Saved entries
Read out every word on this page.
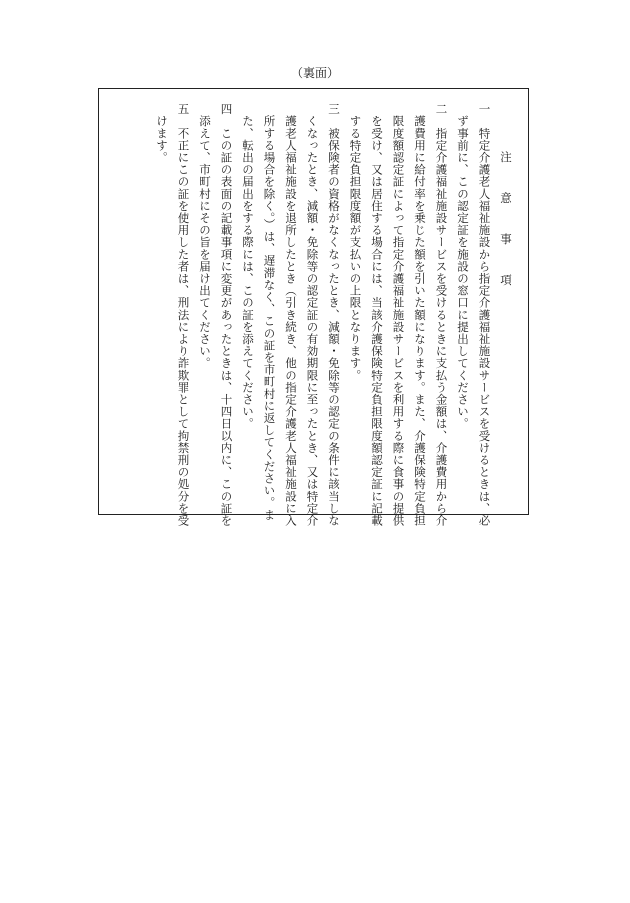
（裏面）
注　意　事　項
一　特定介護老人福祉施設から指定介護福祉施設サービスを受けるときは、必
　ず事前に、この認定証を施設の窓口に提出してください。
二　指定介護福祉施設サービスを受けるときに支払う金額は、介護費用から介
　護費用に給付率を乗じた額を引いた額になります。また、介護保険特定負担
　限度額認定証によって指定介護福祉施設サービスを利用する際に食事の提供
　を受け、又は居住する場合には、当該介護保険特定負担限度額認定証に記載
　する特定負担限度額が支払いの上限となります。
三　被保険者の資格がなくなったとき、減額・免除等の認定の条件に該当しな
　くなったとき、減額・免除等の認定証の有効期限に至ったとき、又は特定介
　護老人福祉施設を退所したとき（引き続き、他の指定介護老人福祉施設に入
　所する場合を除く。）は、遅滞なく、この証を市町村に返してください。ま
　た、転出の届出をする際には、この証を添えてください。
四　この証の表面の記載事項に変更があったときは、十四日以内に、この証を
　添えて、市町村にその旨を届け出てください。
五　不正にこの証を使用した者は、刑法により詐欺罪として拘禁刑の処分を受
　けます。
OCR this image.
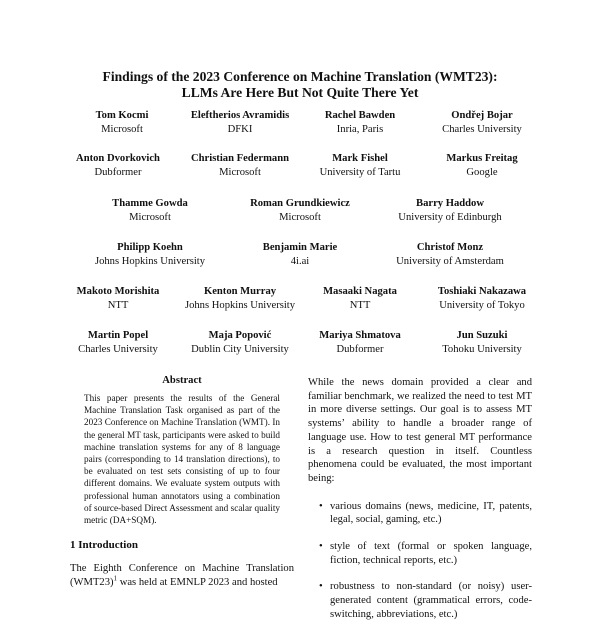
Findings of the 2023 Conference on Machine Translation (WMT23):
LLMs Are Here But Not Quite There Yet
Tom Kocmi
Microsoft
Eleftherios Avramidis
DFKI
Rachel Bawden
Inria, Paris
Ondřej Bojar
Charles University
Anton Dvorkovich
Dubformer
Christian Federmann
Microsoft
Mark Fishel
University of Tartu
Markus Freitag
Google
Thamme Gowda
Microsoft
Roman Grundkiewicz
Microsoft
Barry Haddow
University of Edinburgh
Philipp Koehn
Johns Hopkins University
Benjamin Marie
4i.ai
Christof Monz
University of Amsterdam
Makoto Morishita
NTT
Kenton Murray
Johns Hopkins University
Masaaki Nagata
NTT
Toshiaki Nakazawa
University of Tokyo
Martin Popel
Charles University
Maja Popović
Dublin City University
Mariya Shmatova
Dubformer
Jun Suzuki
Tohoku University
Abstract
This paper presents the results of the General Machine Translation Task organised as part of the 2023 Conference on Machine Translation (WMT). In the general MT task, participants were asked to build machine translation systems for any of 8 language pairs (corresponding to 14 translation directions), to be evaluated on test sets consisting of up to four different domains. We evaluate system outputs with professional human annotators using a combination of source-based Direct Assessment and scalar quality metric (DA+SQM).
1 Introduction
The Eighth Conference on Machine Translation $(WMT23)^1$ was held at EMNLP 2023 and hosted

While the news domain provided a clear and familiar benchmark, we realized the need to test MT in more diverse settings. Our goal is to assess MT systems’ ability to handle a broader range of language use. How to test general MT performance is a research question in itself. Countless phenomena could be evaluated, the most important being:

• various domains (news, medicine, IT, patents, legal, social, gaming, etc.)
• style of text (formal or spoken language, fiction, technical reports, etc.)
• robustness to non-standard (or noisy) user-generated content (grammatical errors, code-switching, abbreviations, etc.)
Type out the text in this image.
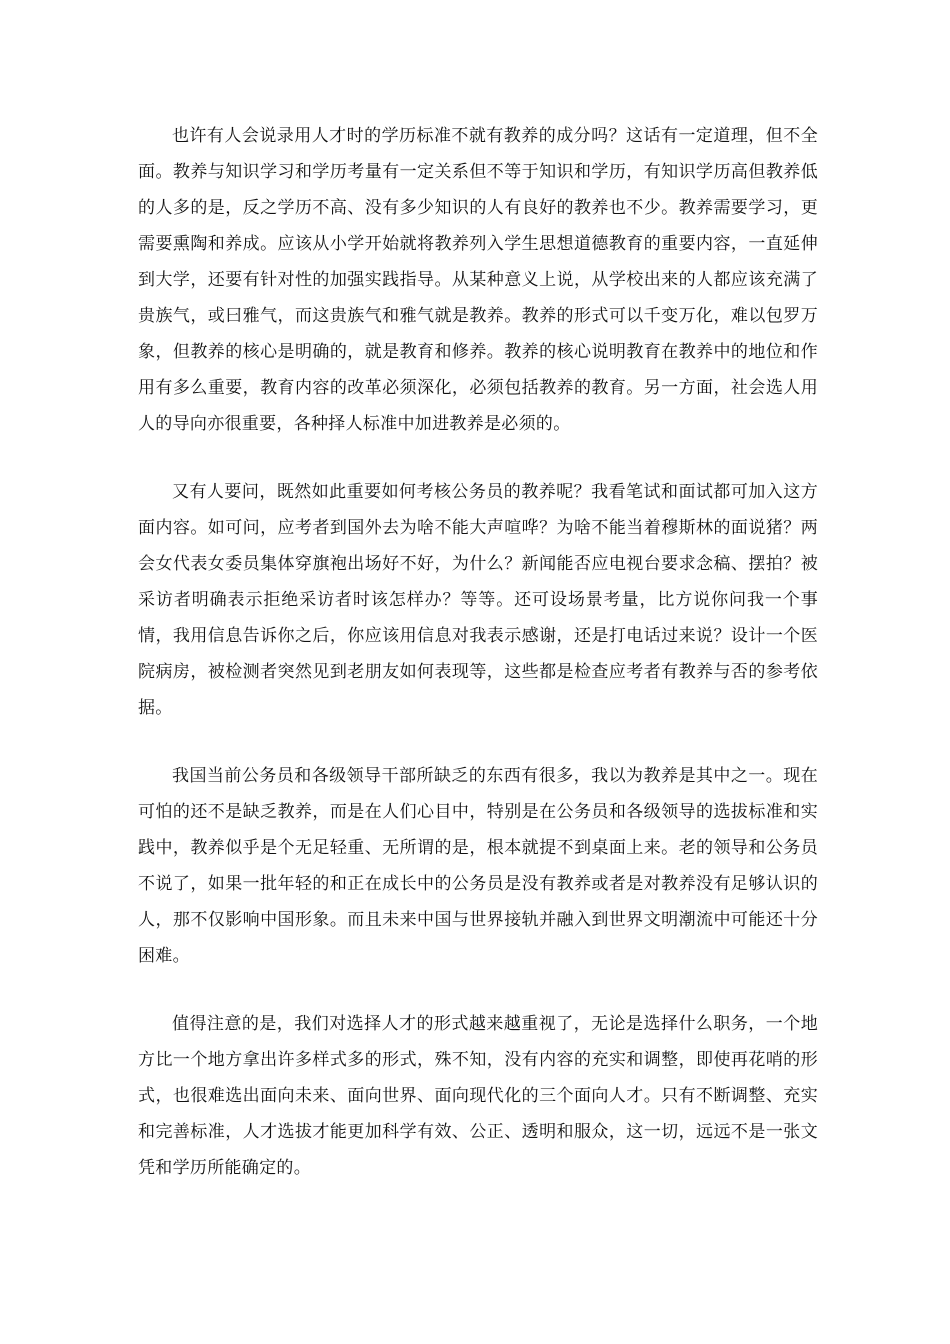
也许有人会说录用人才时的学历标准不就有教养的成分吗？这话有一定道理，但不全面。教养与知识学习和学历考量有一定关系但不等于知识和学历，有知识学历高但教养低的人多的是，反之学历不高、没有多少知识的人有良好的教养也不少。教养需要学习，更需要熏陶和养成。应该从小学开始就将教养列入学生思想道德教育的重要内容，一直延伸到大学，还要有针对性的加强实践指导。从某种意义上说，从学校出来的人都应该充满了贵族气，或曰雅气，而这贵族气和雅气就是教养。教养的形式可以千变万化，难以包罗万象，但教养的核心是明确的，就是教育和修养。教养的核心说明教育在教养中的地位和作用有多么重要，教育内容的改革必须深化，必须包括教养的教育。另一方面，社会选人用人的导向亦很重要，各种择人标准中加进教养是必须的。

又有人要问，既然如此重要如何考核公务员的教养呢？我看笔试和面试都可加入这方面内容。如可问，应考者到国外去为啥不能大声喧哗？为啥不能当着穆斯林的面说猪？两会女代表女委员集体穿旗袍出场好不好，为什么？新闻能否应电视台要求念稿、摆拍？被采访者明确表示拒绝采访者时该怎样办？等等。还可设场景考量，比方说你问我一个事情，我用信息告诉你之后，你应该用信息对我表示感谢，还是打电话过来说？设计一个医院病房，被检测者突然见到老朋友如何表现等，这些都是检查应考者有教养与否的参考依据。

我国当前公务员和各级领导干部所缺乏的东西有很多，我以为教养是其中之一。现在可怕的还不是缺乏教养，而是在人们心目中，特别是在公务员和各级领导的选拔标准和实践中，教养似乎是个无足轻重、无所谓的是，根本就提不到桌面上来。老的领导和公务员不说了，如果一批年轻的和正在成长中的公务员是没有教养或者是对教养没有足够认识的人，那不仅影响中国形象。而且未来中国与世界接轨并融入到世界文明潮流中可能还十分困难。

值得注意的是，我们对选择人才的形式越来越重视了，无论是选择什么职务，一个地方比一个地方拿出许多样式多的形式，殊不知，没有内容的充实和调整，即使再花哨的形式，也很难选出面向未来、面向世界、面向现代化的三个面向人才。只有不断调整、充实和完善标准，人才选拔才能更加科学有效、公正、透明和服众，这一切，远远不是一张文凭和学历所能确定的。
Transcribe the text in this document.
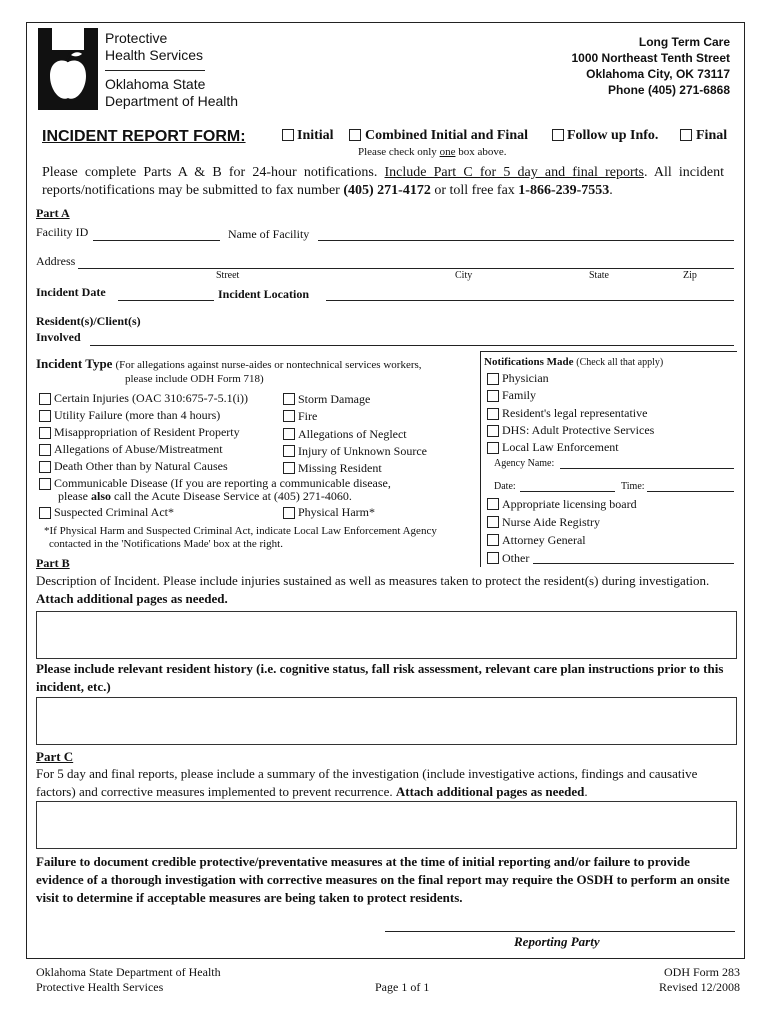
Protective
Health Services
Oklahoma State
Department of Health
Long Term Care
1000 Northeast Tenth Street
Oklahoma City, OK 73117
Phone (405) 271-6868
INCIDENT REPORT FORM:	Initial Combined Initial and Final	Follow up Info.	Final
Please check only one box above.
Please complete Parts A & B for 24-hour notifications. Include Part C for 5 day and final reports. All incident reports/notifications may be submitted to fax number (405) 271-4172 or toll free fax 1-866-239-7553.
Part A
Facility ID	Name of Facility
Address
Street	City	State	Zip
Incident Date	Incident Location
Resident(s)/Client(s)
Involved
Incident Type (For allegations against nurse-aides or nontechnical services workers,
please include ODH Form 718)
Certain Injuries (OAC 310:675-7-5.1(i))
Utility Failure (more than 4 hours)
Misappropriation of Resident Property
Allegations of Abuse/Mistreatment
Death Other than by Natural Causes
Storm Damage
Fire
Allegations of Neglect
Injury of Unknown Source
Missing Resident
Communicable Disease (If you are reporting a communicable disease,
please also call the Acute Disease Service at (405) 271-4060.
Suspected Criminal Act*	Physical Harm*
*If Physical Harm and Suspected Criminal Act, indicate Local Law Enforcement Agency
contacted in the 'Notifications Made' box at the right.
Notifications Made (Check all that apply)
Physician
Family
Resident's legal representative
DHS: Adult Protective Services
Local Law Enforcement
Agency Name:
Date:	Time:
Appropriate licensing board
Nurse Aide Registry
Attorney General
Other
Part B
Description of Incident. Please include injuries sustained as well as measures taken to protect the resident(s) during investigation. Attach additional pages as needed.
Please include relevant resident history (i.e. cognitive status, fall risk assessment, relevant care plan instructions prior to this incident, etc.)
Part C
For 5 day and final reports, please include a summary of the investigation (include investigative actions, findings and causative factors) and corrective measures implemented to prevent recurrence. Attach additional pages as needed.
Failure to document credible protective/preventative measures at the time of initial reporting and/or failure to provide evidence of a thorough investigation with corrective measures on the final report may require the OSDH to perform an onsite visit to determine if acceptable measures are being taken to protect residents.
Reporting Party
Oklahoma State Department of Health
Protective Health Services	Page 1 of 1
ODH Form 283
Revised 12/2008
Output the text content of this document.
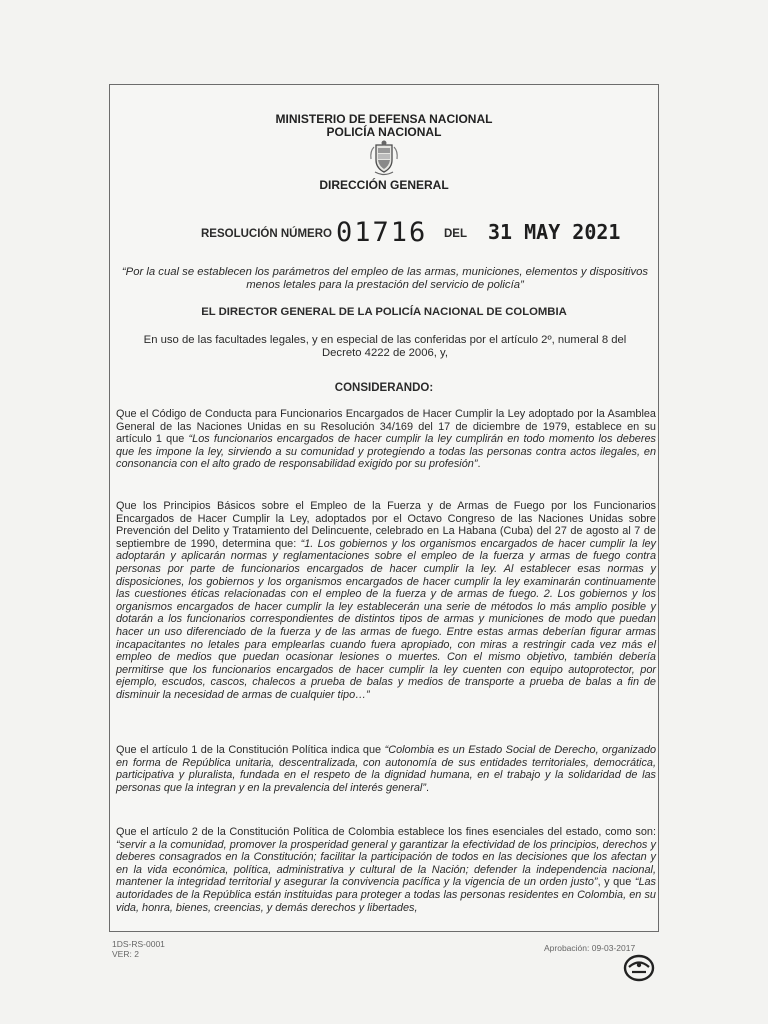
MINISTERIO DE DEFENSA NACIONAL
POLICÍA NACIONAL
DIRECCIÓN GENERAL
RESOLUCIÓN NÚMERO 01716 DEL 31 MAY 2021
“Por la cual se establecen los parámetros del empleo de las armas, municiones, elementos y dispositivos menos letales para la prestación del servicio de policía”
EL DIRECTOR GENERAL DE LA POLICÍA NACIONAL DE COLOMBIA
En uso de las facultades legales, y en especial de las conferidas por el artículo 2º, numeral 8 del Decreto 4222 de 2006, y,
CONSIDERANDO:

Que el Código de Conducta para Funcionarios Encargados de Hacer Cumplir la Ley adoptado por la Asamblea General de las Naciones Unidas en su Resolución 34/169 del 17 de diciembre de 1979, establece en su artículo 1 que “Los funcionarios encargados de hacer cumplir la ley cumplirán en todo momento los deberes que les impone la ley, sirviendo a su comunidad y protegiendo a todas las personas contra actos ilegales, en consonancia con el alto grado de responsabilidad exigido por su profesión”.

Que los Principios Básicos sobre el Empleo de la Fuerza y de Armas de Fuego por los Funcionarios Encargados de Hacer Cumplir la Ley, adoptados por el Octavo Congreso de las Naciones Unidas sobre Prevención del Delito y Tratamiento del Delincuente, celebrado en La Habana (Cuba) del 27 de agosto al 7 de septiembre de 1990, determina que: “1. Los gobiernos y los organismos encargados de hacer cumplir la ley adoptarán y aplicarán normas y reglamentaciones sobre el empleo de la fuerza y armas de fuego contra personas por parte de funcionarios encargados de hacer cumplir la ley. Al establecer esas normas y disposiciones, los gobiernos y los organismos encargados de hacer cumplir la ley examinarán continuamente las cuestiones éticas relacionadas con el empleo de la fuerza y de armas de fuego. 2. Los gobiernos y los organismos encargados de hacer cumplir la ley establecerán una serie de métodos lo más amplio posible y dotarán a los funcionarios correspondientes de distintos tipos de armas y municiones de modo que puedan hacer un uso diferenciado de la fuerza y de las armas de fuego. Entre estas armas deberían figurar armas incapacitantes no letales para emplearlas cuando fuera apropiado, con miras a restringir cada vez más el empleo de medios que puedan ocasionar lesiones o muertes. Con el mismo objetivo, también debería permitirse que los funcionarios encargados de hacer cumplir la ley cuenten con equipo autoprotector, por ejemplo, escudos, cascos, chalecos a prueba de balas y medios de transporte a prueba de balas a fin de disminuir la necesidad de armas de cualquier tipo…”

Que el artículo 1 de la Constitución Política indica que “Colombia es un Estado Social de Derecho, organizado en forma de República unitaria, descentralizada, con autonomía de sus entidades territoriales, democrática, participativa y pluralista, fundada en el respeto de la dignidad humana, en el trabajo y la solidaridad de las personas que la integran y en la prevalencia del interés general”.

Que el artículo 2 de la Constitución Política de Colombia establece los fines esenciales del estado, como son: “servir a la comunidad, promover la prosperidad general y garantizar la efectividad de los principios, derechos y deberes consagrados en la Constitución; facilitar la participación de todos en las decisiones que los afectan y en la vida económica, política, administrativa y cultural de la Nación; defender la independencia nacional, mantener la integridad territorial y asegurar la convivencia pacífica y la vigencia de un orden justo”, y que “Las autoridades de la República están instituidas para proteger a todas las personas residentes en Colombia, en su vida, honra, bienes, creencias, y demás derechos y libertades,

1DS-RS-0001
VER: 2
Aprobación: 09-03-2017
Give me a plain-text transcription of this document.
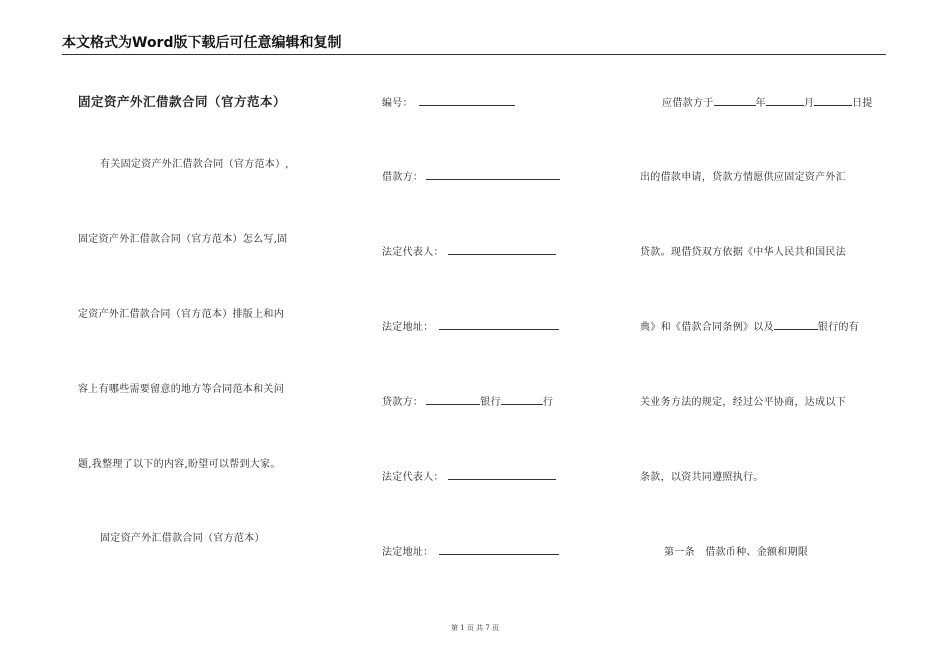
本文格式为Word版下载后可任意编辑和复制
固定资产外汇借款合同（官方范本）
有关固定资产外汇借款合同（官方范本）,
固定资产外汇借款合同（官方范本）怎么写,固
定资产外汇借款合同（官方范本）排版上和内
容上有哪些需要留意的地方等合同范本和关问
题,我整理了以下的内容,盼望可以帮到大家。
固定资产外汇借款合同（官方范本）
编号：
借款方：
法定代表人：
法定地址：
贷款方：	银行	行
法定代表人：
法定地址：
应借款方于	年	月	日提
出的借款申请，贷款方情愿供应固定资产外汇
贷款。现借贷双方依据《中华人民共和国民法
典》和《借款合同条例》以及	银行的有
关业务方法的规定，经过公平协商，达成以下
条款，以资共同遵照执行。
第一条　借款币种、金额和期限
第 1 页 共 7 页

Task details.
Where a line of the material above holds the string "todas", copy that line.

Exercise response.
Que el Código de Conducta para Funcionarios Encargados de Hacer Cumplir la Ley adoptado por la Asamblea General de las Naciones Unidas en su Resolución 34/169 del 17 de diciembre de 1979, establece en su artículo 1 que “Los funcionarios encargados de hacer cumplir la ley cumplirán en todo momento los deberes que les impone la ley, sirviendo a su comunidad y protegiendo a todas las personas contra actos ilegales, en consonancia con el alto grado de responsabilidad exigido por su profesión”.
Que el artículo 2 de la Constitución Política de Colombia establece los fines esenciales del estado, como son: “servir a la comunidad, promover la prosperidad general y garantizar la efectividad de los principios, derechos y deberes consagrados en la Constitución; facilitar la participación de todos en las decisiones que los afectan y en la vida económica, política, administrativa y cultural de la Nación; defender la independencia nacional, mantener la integridad territorial y asegurar la convivencia pacífica y la vigencia de un orden justo”, y que “Las autoridades de la República están instituidas para proteger a todas las personas residentes en Colombia, en su vida, honra, bienes, creencias, y demás derechos y libertades,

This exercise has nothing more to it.